RECORDS SHOWN:
----------
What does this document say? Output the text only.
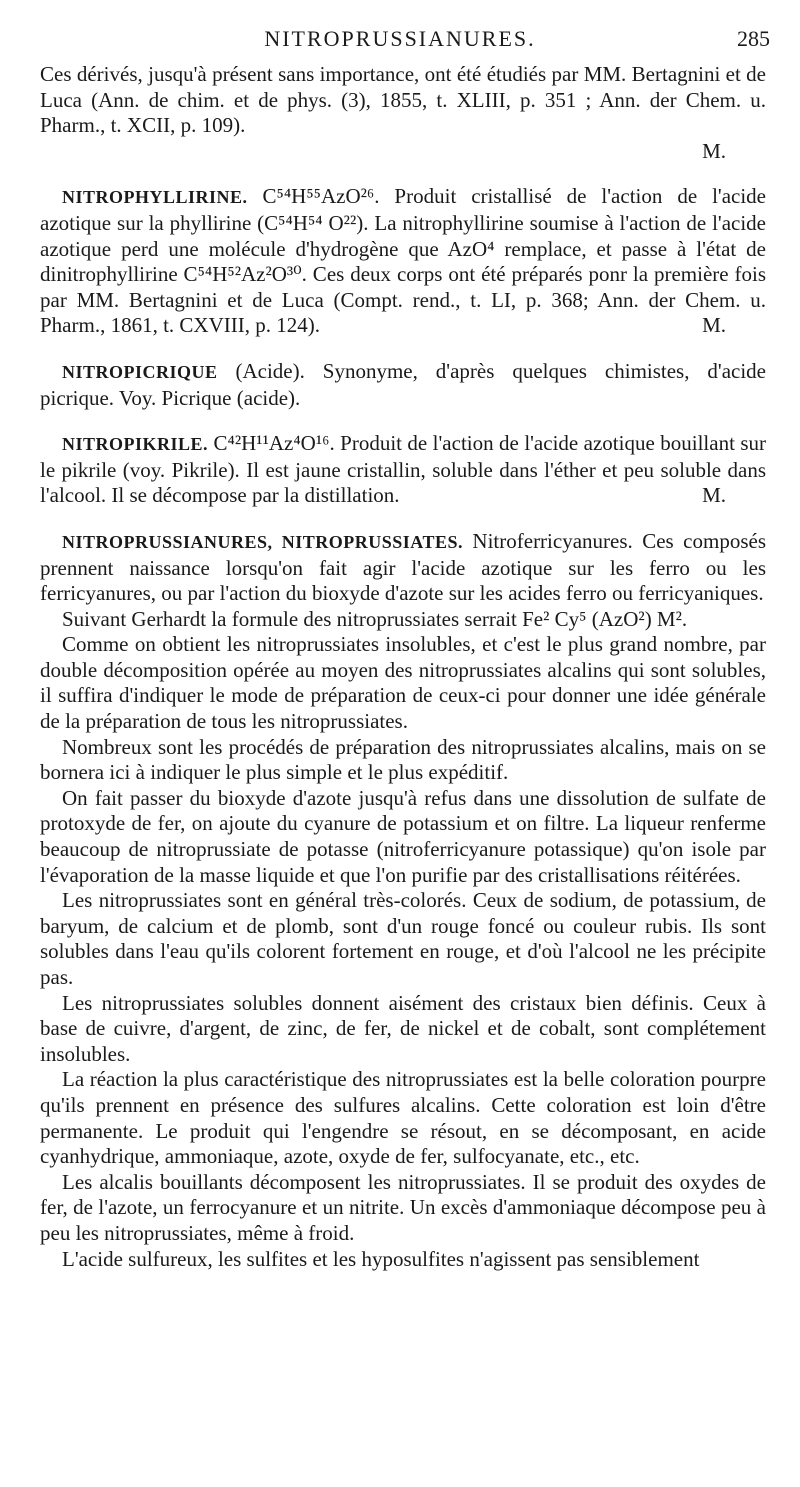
NITROPRUSSIANURES.	285

Ces dérivés, jusqu'à présent sans importance, ont été étudiés par MM. Bertagnini et de Luca (Ann. de chim. et de phys. (3), 1855, t. XLIII, p. 351 ; Ann. der Chem. u. Pharm., t. XCII, p. 109).

M.

NITROPHYLLIRINE. C⁵⁴H⁵⁵AzO²⁶. Produit cristallisé de l'action de l'acide azotique sur la phyllirine (C⁵⁴H⁵⁴ O²²). La nitrophyllirine soumise à l'action de l'acide azotique perd une molécule d'hydrogène que AzO⁴ remplace, et passe à l'état de dinitrophyllirine C⁵⁴H⁵²Az²O³⁰. Ces deux corps ont été préparés ponr la première fois par MM. Bertagnini et de Luca (Compt. rend., t. LI, p. 368; Ann. der Chem. u. Pharm., 1861, t. CXVIII, p. 124).	M.

NITROPICRIQUE (Acide). Synonyme, d'après quelques chimistes, d'acide picrique. Voy. Picrique (acide).

NITROPIKRILE. C⁴²H¹¹Az⁴O¹⁶. Produit de l'action de l'acide azotique bouillant sur le pikrile (voy. Pikrile). Il est jaune cristallin, soluble dans l'éther et peu soluble dans l'alcool. Il se décompose par la distillation.	M.

NITROPRUSSIANURES, NITROPRUSSIATES. Nitroferricyanures. Ces composés prennent naissance lorsqu'on fait agir l'acide azotique sur les ferro ou les ferricyanures, ou par l'action du bioxyde d'azote sur les acides ferro ou ferricyaniques.

Suivant Gerhardt la formule des nitroprussiates serrait Fe² Cy⁵ (AzO²) M².

Comme on obtient les nitroprussiates insolubles, et c'est le plus grand nombre, par double décomposition opérée au moyen des nitroprussiates alcalins qui sont solubles, il suffira d'indiquer le mode de préparation de ceux-ci pour donner une idée générale de la préparation de tous les nitroprussiates.

Nombreux sont les procédés de préparation des nitroprussiates alcalins, mais on se bornera ici à indiquer le plus simple et le plus expéditif.

On fait passer du bioxyde d'azote jusqu'à refus dans une dissolution de sulfate de protoxyde de fer, on ajoute du cyanure de potassium et on filtre. La liqueur renferme beaucoup de nitroprussiate de potasse (nitroferricyanure potassique) qu'on isole par l'évaporation de la masse liquide et que l'on purifie par des cristallisations réitérées.

Les nitroprussiates sont en général très-colorés. Ceux de sodium, de potassium, de baryum, de calcium et de plomb, sont d'un rouge foncé ou couleur rubis. Ils sont solubles dans l'eau qu'ils colorent fortement en rouge, et d'où l'alcool ne les précipite pas.

Les nitroprussiates solubles donnent aisément des cristaux bien définis. Ceux à base de cuivre, d'argent, de zinc, de fer, de nickel et de cobalt, sont complétement insolubles.

La réaction la plus caractéristique des nitroprussiates est la belle coloration pourpre qu'ils prennent en présence des sulfures alcalins. Cette coloration est loin d'être permanente. Le produit qui l'engendre se résout, en se décomposant, en acide cyanhydrique, ammoniaque, azote, oxyde de fer, sulfocyanate, etc., etc.

Les alcalis bouillants décomposent les nitroprussiates. Il se produit des oxydes de fer, de l'azote, un ferrocyanure et un nitrite. Un excès d'ammoniaque décompose peu à peu les nitroprussiates, même à froid.

L'acide sulfureux, les sulfites et les hyposulfites n'agissent pas sensiblement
----------
SET TASK: Gather from the entries above all lines that include the string "NITROPRUSSIANURES".

FULL RESPONSE:
NITROPRUSSIANURES.	285
NITROPRUSSIANURES, NITROPRUSSIATES. Nitroferricyanures. Ces composés prennent naissance lorsqu'on fait agir l'acide azotique sur les ferro ou les ferricyanures, ou par l'action du bioxyde d'azote sur les acides ferro ou ferricyaniques.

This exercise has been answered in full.